> _Required work_
Read through the data and report every line in which the word "концерт" occurs.

--------------------------------------------------

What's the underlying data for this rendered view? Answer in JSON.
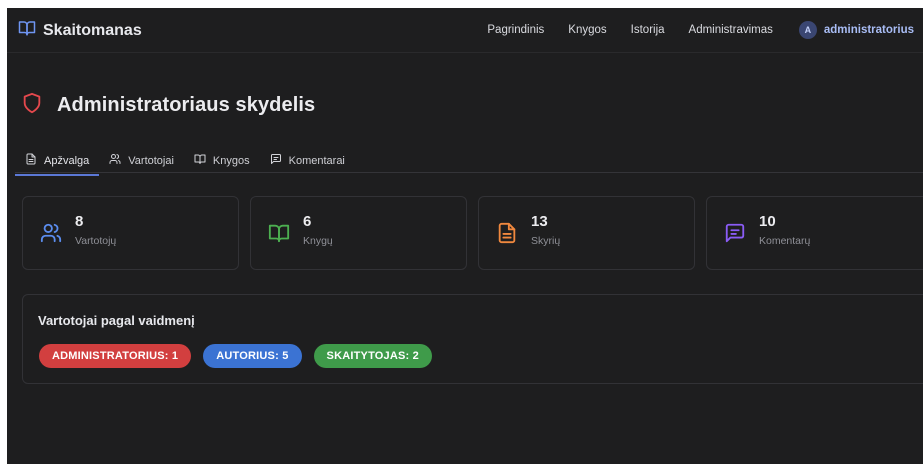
{
  "brand": {
    "name": "Skaitomanas",
    "icon": "book-open-icon"
  },
  "nav": {
    "links": [
      "Pagrindinis",
      "Knygos",
      "Istorija",
      "Administravimas"
    ],
    "user": {
      "initial": "A",
      "name": "administratorius"
    }
  },
  "page": {
    "title": "Administratoriaus skydelis",
    "icon": "shield-icon"
  },
  "tabs": [
    {
      "label": "Apžvalga",
      "icon": "document-icon",
      "active": true
    },
    {
      "label": "Vartotojai",
      "icon": "users-icon",
      "active": false
    },
    {
      "label": "Knygos",
      "icon": "book-open-icon",
      "active": false
    },
    {
      "label": "Komentarai",
      "icon": "message-icon",
      "active": false
    }
  ],
  "stats": [
    {
      "value": "8",
      "label": "Vartotojų",
      "icon": "users-icon",
      "color": "#5b8def"
    },
    {
      "value": "6",
      "label": "Knygų",
      "icon": "book-open-icon",
      "color": "#4caf50"
    },
    {
      "value": "13",
      "label": "Skyrių",
      "icon": "file-text-icon",
      "color": "#f0883e"
    },
    {
      "value": "10",
      "label": "Komentarų",
      "icon": "message-icon",
      "color": "#8b5cf6"
    }
  ],
  "roles": {
    "title": "Vartotojai pagal vaidmenį",
    "badges": [
      {
        "label": "ADMINISTRATORIUS: 1",
        "color": "#d23f3f"
      },
      {
        "label": "AUTORIUS: 5",
        "color": "#3b73d3"
      },
      {
        "label": "SKAITYTOJAS: 2",
        "color": "#3f9b4a"
      }
    ]
  },
  "colors": {
    "background": "#1e1e1f",
    "accent": "#5b78d6",
    "shield": "#e5484d"
  }
}
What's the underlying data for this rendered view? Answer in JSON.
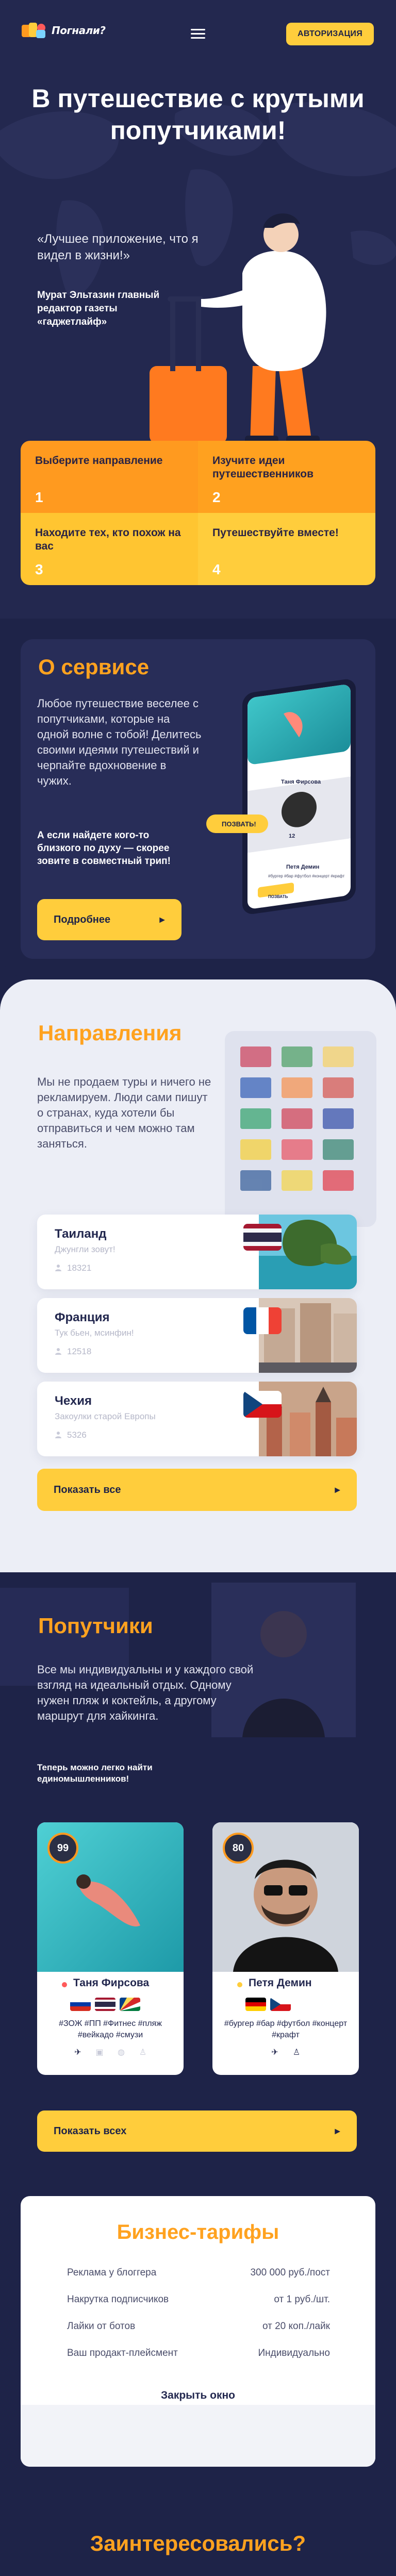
{
  "header": {
    "logo_text": "Погнали?",
    "auth_label": "АВТОРИЗАЦИЯ"
  },
  "hero": {
    "title": "В путешествие с крутыми попутчиками!",
    "quote": "«Лучшее приложение, что я видел в жизни!»",
    "author": "Мурат Эльтазин главный редактор газеты «гаджетлайф»",
    "steps": [
      {
        "label": "Выберите направление",
        "num": "1"
      },
      {
        "label": "Изучите идеи путешественников",
        "num": "2"
      },
      {
        "label": "Находите тех, кто похож на вас",
        "num": "3"
      },
      {
        "label": "Путешествуйте вместе!",
        "num": "4"
      }
    ]
  },
  "about": {
    "title": "О сервисе",
    "text": "Любое путешествие веселее с попутчиками, которые на одной волне с тобой! Делитесь своими идеями путешествий и черпайте вдохновение в чужих.",
    "call": "А если найдете кого-то близкого по духу — скорее зовите в совместный трип!",
    "button": "Подробнее",
    "phone": {
      "invite_label": "ПОЗВАТЬ!",
      "card1_name": "Таня Фирсова",
      "card2_name": "Петя Демин",
      "card2_tags": "#бургер #бар #футбол #концерт #крафт",
      "card2_btn": "ПОЗВАТЬ",
      "like_count": "12"
    }
  },
  "directions": {
    "title": "Направления",
    "text": "Мы не продаем туры и ничего не рекламируем. Люди сами пишут о странах, куда хотели бы отправиться и чем можно там заняться.",
    "countries": [
      {
        "name": "Таиланд",
        "sub": "Джунгли зовут!",
        "count": "18321"
      },
      {
        "name": "Франция",
        "sub": "Тук бьен, мсинфин!",
        "count": "12518"
      },
      {
        "name": "Чехия",
        "sub": "Закоулки старой Европы",
        "count": "5326"
      }
    ],
    "button": "Показать все"
  },
  "companions": {
    "title": "Попутчики",
    "text": "Все мы индивидуальны и у каждого свой взгляд на идеальный отдых. Одному нужен пляж и коктейль, а другому маршрут для хайкинга.",
    "call": "Теперь можно легко найти единомышленников!",
    "people": [
      {
        "name": "Таня Фирсова",
        "score": "99",
        "tags": "#ЗОЖ #ПП #Фитнес #пляж #вейкадо #смузи",
        "status_color": "#ff5a5a"
      },
      {
        "name": "Петя Демин",
        "score": "80",
        "tags": "#бургер #бар #футбол #концерт #крафт",
        "status_color": "#ffcd3c"
      }
    ],
    "button": "Показать всех"
  },
  "tariffs": {
    "title": "Бизнес-тарифы",
    "rows": [
      {
        "label": "Реклама у блоггера",
        "price": "300 000 руб./пост"
      },
      {
        "label": "Накрутка подписчиков",
        "price": "от 1 руб./шт."
      },
      {
        "label": "Лайки от ботов",
        "price": "от 20 коп./лайк"
      },
      {
        "label": "Ваш продакт-плейсмент",
        "price": "Индивидуально"
      }
    ],
    "close": "Закрыть окно"
  },
  "footer": {
    "interested": "Заинтересовались?"
  },
  "colors": {
    "navy": "#1e2348",
    "orange": "#ffa21f",
    "yellow": "#ffcd3c",
    "light": "#eceef6"
  }
}
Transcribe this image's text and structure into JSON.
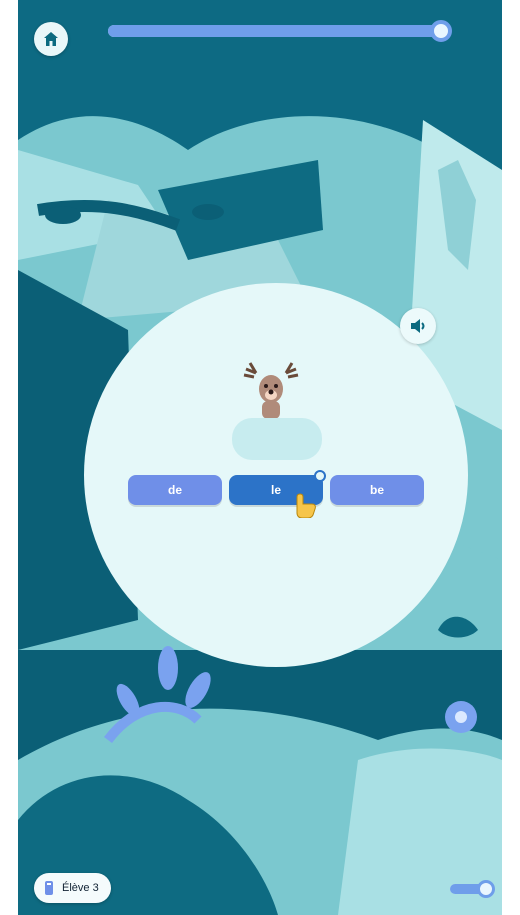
{
  "header": {
    "home_icon": "home-icon",
    "progress_fraction": 0.98
  },
  "activity": {
    "audio_icon": "speaker-icon",
    "animal_icon": "deer-icon",
    "choices": [
      "de",
      "le",
      "be"
    ],
    "selected_index": 1
  },
  "footer": {
    "student_label": "Élève 3",
    "student_icon": "student-icon",
    "volume_fraction": 0.85
  },
  "colors": {
    "accent": "#6f8fe8",
    "selected": "#2c73c8",
    "teal_dark": "#0d6a83",
    "card": "#e5f8f9"
  }
}
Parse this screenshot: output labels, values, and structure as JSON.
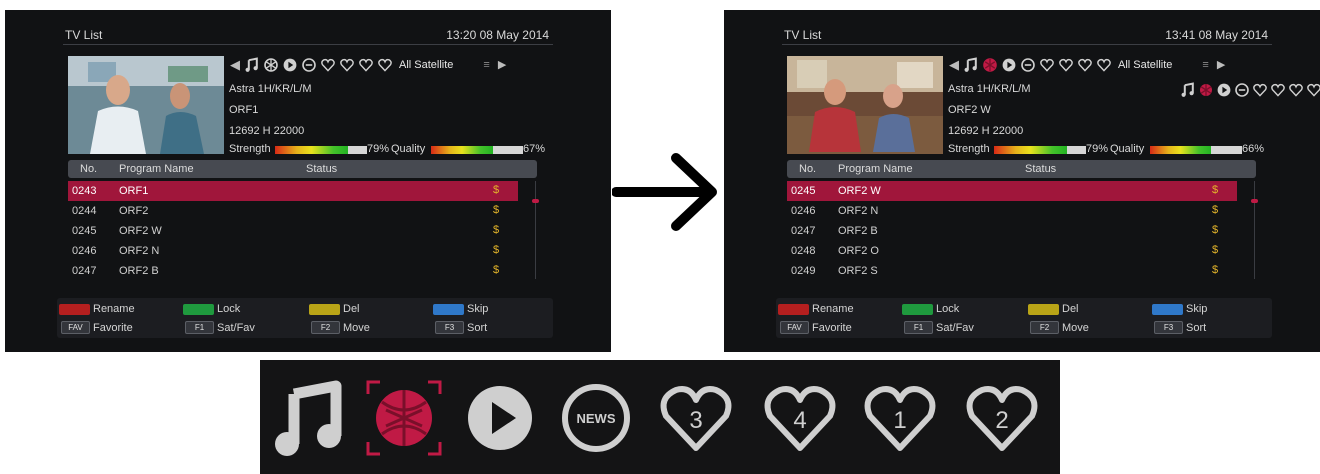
{
  "left_screen": {
    "title": "TV List",
    "datetime": "13:20 08 May 2014",
    "satellite_label": "All Satellite",
    "info": [
      "Astra 1H/KR/L/M",
      "ORF1",
      "12692 H 22000"
    ],
    "strength_label": "Strength",
    "strength_value": "79%",
    "strength_fraction": 0.79,
    "quality_label": "Quality",
    "quality_value": "67%",
    "quality_fraction": 0.67,
    "columns": [
      "No.",
      "Program Name",
      "Status"
    ],
    "rows": [
      {
        "no": "0243",
        "name": "ORF1",
        "selected": true
      },
      {
        "no": "0244",
        "name": "ORF2",
        "selected": false
      },
      {
        "no": "0245",
        "name": "ORF2 W",
        "selected": false
      },
      {
        "no": "0246",
        "name": "ORF2 N",
        "selected": false
      },
      {
        "no": "0247",
        "name": "ORF2 B",
        "selected": false
      }
    ],
    "footer": {
      "rename": "Rename",
      "lock": "Lock",
      "del": "Del",
      "skip": "Skip",
      "fav_key": "FAV",
      "favorite": "Favorite",
      "f1_key": "F1",
      "satfav": "Sat/Fav",
      "f2_key": "F2",
      "move": "Move",
      "f3_key": "F3",
      "sort": "Sort"
    }
  },
  "right_screen": {
    "title": "TV List",
    "datetime": "13:41 08 May 2014",
    "satellite_label": "All Satellite",
    "info": [
      "Astra 1H/KR/L/M",
      "ORF2 W",
      "12692 H 22000"
    ],
    "strength_label": "Strength",
    "strength_value": "79%",
    "strength_fraction": 0.79,
    "quality_label": "Quality",
    "quality_value": "66%",
    "quality_fraction": 0.66,
    "columns": [
      "No.",
      "Program Name",
      "Status"
    ],
    "rows": [
      {
        "no": "0245",
        "name": "ORF2 W",
        "selected": true
      },
      {
        "no": "0246",
        "name": "ORF2 N",
        "selected": false
      },
      {
        "no": "0247",
        "name": "ORF2 B",
        "selected": false
      },
      {
        "no": "0248",
        "name": "ORF2 O",
        "selected": false
      },
      {
        "no": "0249",
        "name": "ORF2 S",
        "selected": false
      }
    ],
    "footer": {
      "rename": "Rename",
      "lock": "Lock",
      "del": "Del",
      "skip": "Skip",
      "fav_key": "FAV",
      "favorite": "Favorite",
      "f1_key": "F1",
      "satfav": "Sat/Fav",
      "f2_key": "F2",
      "move": "Move",
      "f3_key": "F3",
      "sort": "Sort"
    }
  },
  "zoom_strip": {
    "icons": [
      "music-icon",
      "sports-icon",
      "play-icon",
      "news-icon",
      "favorite-3-icon",
      "favorite-4-icon",
      "favorite-1-icon",
      "favorite-2-icon"
    ],
    "news_text": "NEWS",
    "fav_numbers": [
      "3",
      "4",
      "1",
      "2"
    ],
    "active_icon": "sports-icon"
  },
  "colors": {
    "selected_row": "#a0163b",
    "accent_red": "#c01a45",
    "key_red": "#b51f1f",
    "key_green": "#1f9a3e",
    "key_yellow": "#b9a417",
    "key_blue": "#2f78c9"
  }
}
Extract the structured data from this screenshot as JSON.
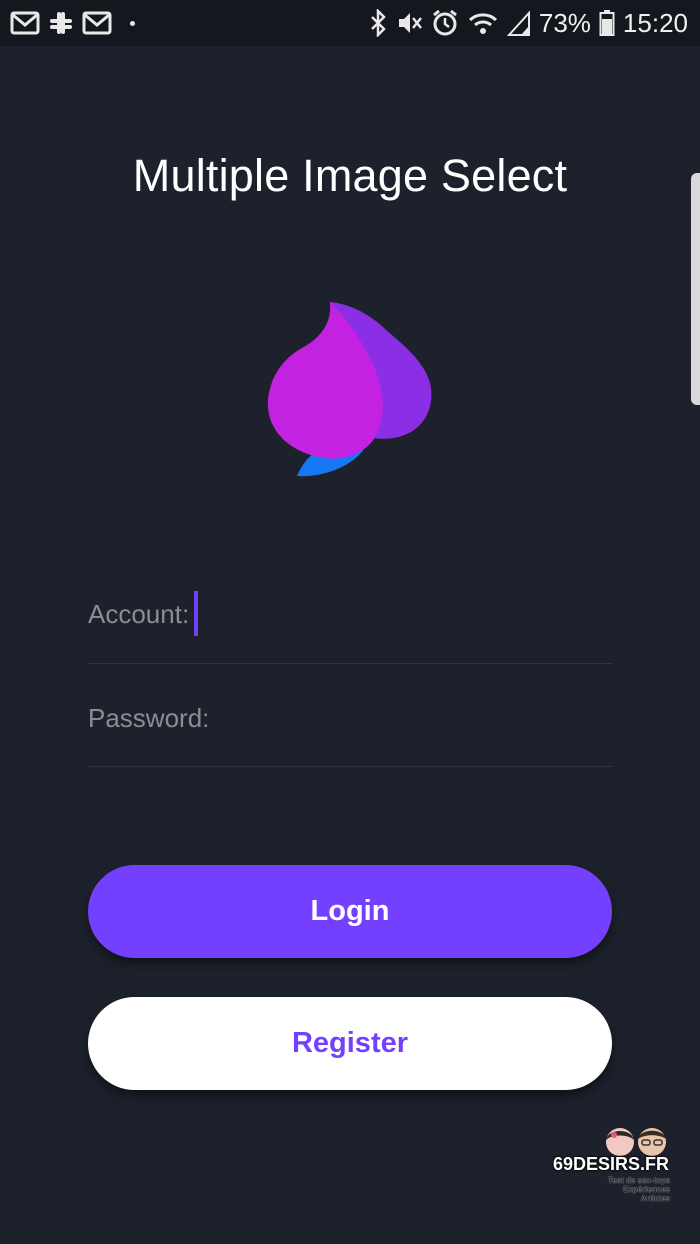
{
  "status_bar": {
    "battery": "73%",
    "time": "15:20",
    "icons_left": [
      "gmail-icon",
      "slack-icon",
      "gmail-icon",
      "dot"
    ],
    "icons_right": [
      "bluetooth-icon",
      "mute-icon",
      "alarm-icon",
      "wifi-icon",
      "signal-icon",
      "battery-icon"
    ]
  },
  "header": {
    "title": "Multiple Image Select"
  },
  "form": {
    "account_label": "Account:",
    "password_label": "Password:"
  },
  "buttons": {
    "login": "Login",
    "register": "Register"
  },
  "watermark": {
    "brand": "69DESIRS.FR",
    "tagline_1": "Test de sex-toys",
    "tagline_2": "Expériences",
    "tagline_3": "Articles"
  },
  "colors": {
    "background": "#1d212b",
    "accent": "#7440ff",
    "logo_magenta": "#c322e0",
    "logo_purple": "#8b2fe6",
    "logo_blue": "#1677f2"
  }
}
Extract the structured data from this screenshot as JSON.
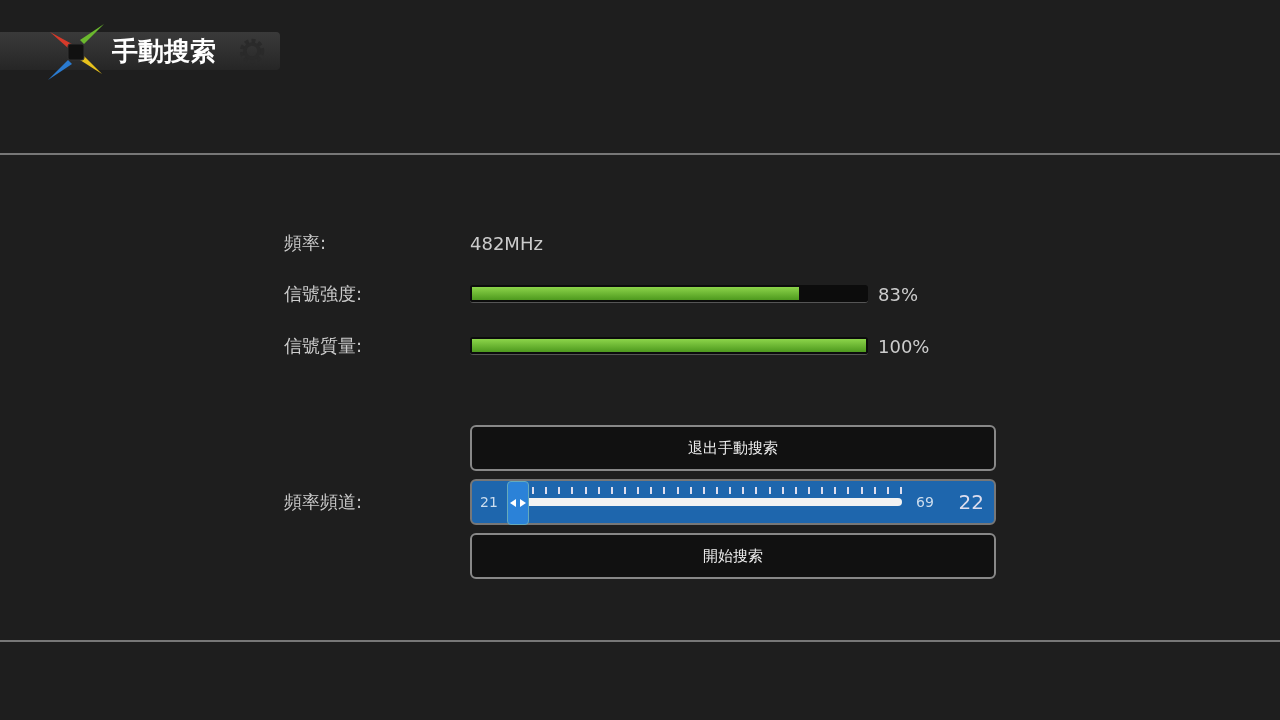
{
  "header": {
    "title": "手動搜索"
  },
  "rows": [
    {
      "kind": "text",
      "label": "頻率:",
      "value": "482MHz"
    },
    {
      "kind": "meter",
      "label": "信號強度:",
      "level": 0.83,
      "reading": "83%"
    },
    {
      "kind": "meter",
      "label": "信號質量:",
      "level": 1.0,
      "reading": "100%"
    }
  ],
  "exit_button": "退出手動搜索",
  "channel": {
    "label": "頻率頻道:",
    "min": "21",
    "max": "69",
    "value": "22",
    "level": 0.02
  },
  "start_button": "開始搜索"
}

--------------------------------------------------

> _Task answer_
      "card2_tags": "#бургер #бар #футбол #концерт #крафт",
        "tags": "#бургер #бар #футбол #концерт #крафт",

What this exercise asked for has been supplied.